▶ What the exercise asks: Transcribe all of the records word for word, but omit the pictures.

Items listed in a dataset
----

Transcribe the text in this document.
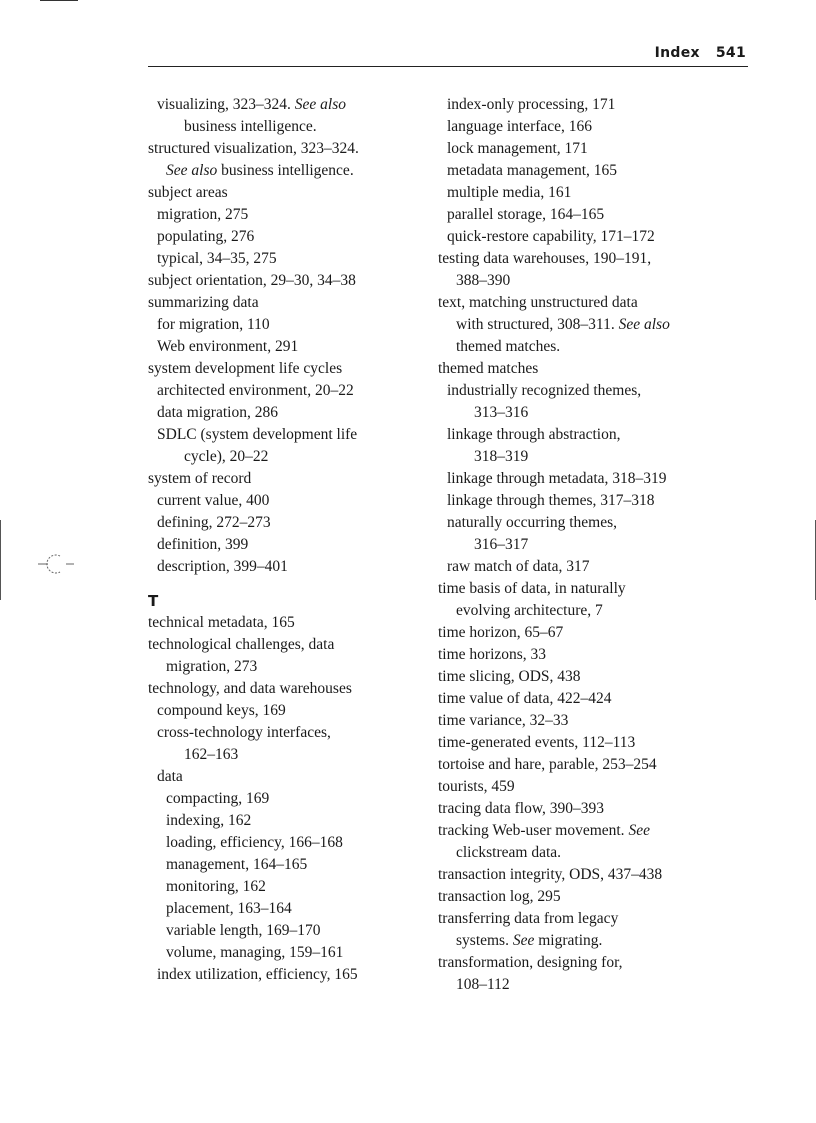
Index 541
visualizing, 323–324. See also
business intelligence.
structured visualization, 323–324.
See also business intelligence.
subject areas
migration, 275
populating, 276
typical, 34–35, 275
subject orientation, 29–30, 34–38
summarizing data
for migration, 110
Web environment, 291
system development life cycles
architected environment, 20–22
data migration, 286
SDLC (system development life
cycle), 20–22
system of record
current value, 400
defining, 272–273
definition, 399
description, 399–401
T
technical metadata, 165
technological challenges, data
migration, 273
technology, and data warehouses
compound keys, 169
cross-technology interfaces,
162–163
data
compacting, 169
indexing, 162
loading, efficiency, 166–168
management, 164–165
monitoring, 162
placement, 163–164
variable length, 169–170
volume, managing, 159–161
index utilization, efficiency, 165
index-only processing, 171
language interface, 166
lock management, 171
metadata management, 165
multiple media, 161
parallel storage, 164–165
quick-restore capability, 171–172
testing data warehouses, 190–191,
388–390
text, matching unstructured data
with structured, 308–311. See also
themed matches.
themed matches
industrially recognized themes,
313–316
linkage through abstraction,
318–319
linkage through metadata, 318–319
linkage through themes, 317–318
naturally occurring themes,
316–317
raw match of data, 317
time basis of data, in naturally
evolving architecture, 7
time horizon, 65–67
time horizons, 33
time slicing, ODS, 438
time value of data, 422–424
time variance, 32–33
time-generated events, 112–113
tortoise and hare, parable, 253–254
tourists, 459
tracing data flow, 390–393
tracking Web-user movement. See
clickstream data.
transaction integrity, ODS, 437–438
transaction log, 295
transferring data from legacy
systems. See migrating.
transformation, designing for,
108–112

----

▶ Right answer:
Transcribe the text in this document.
Index 541
visualizing, 323–324. See also
business intelligence.
structured visualization, 323–324.
See also business intelligence.
subject areas
migration, 275
populating, 276
typical, 34–35, 275
subject orientation, 29–30, 34–38
summarizing data
for migration, 110
Web environment, 291
system development life cycles
architected environment, 20–22
data migration, 286
SDLC (system development life
cycle), 20–22
system of record
current value, 400
defining, 272–273
definition, 399
description, 399–401
T
technical metadata, 165
technological challenges, data
migration, 273
technology, and data warehouses
compound keys, 169
cross-technology interfaces,
162–163
data
compacting, 169
indexing, 162
loading, efficiency, 166–168
management, 164–165
monitoring, 162
placement, 163–164
variable length, 169–170
volume, managing, 159–161
index utilization, efficiency, 165
index-only processing, 171
language interface, 166
lock management, 171
metadata management, 165
multiple media, 161
parallel storage, 164–165
quick-restore capability, 171–172
testing data warehouses, 190–191,
388–390
text, matching unstructured data
with structured, 308–311. See also
themed matches.
themed matches
industrially recognized themes,
313–316
linkage through abstraction,
318–319
linkage through metadata, 318–319
linkage through themes, 317–318
naturally occurring themes,
316–317
raw match of data, 317
time basis of data, in naturally
evolving architecture, 7
time horizon, 65–67
time horizons, 33
time slicing, ODS, 438
time value of data, 422–424
time variance, 32–33
time-generated events, 112–113
tortoise and hare, parable, 253–254
tourists, 459
tracing data flow, 390–393
tracking Web-user movement. See
clickstream data.
transaction integrity, ODS, 437–438
transaction log, 295
transferring data from legacy
systems. See migrating.
transformation, designing for,
108–112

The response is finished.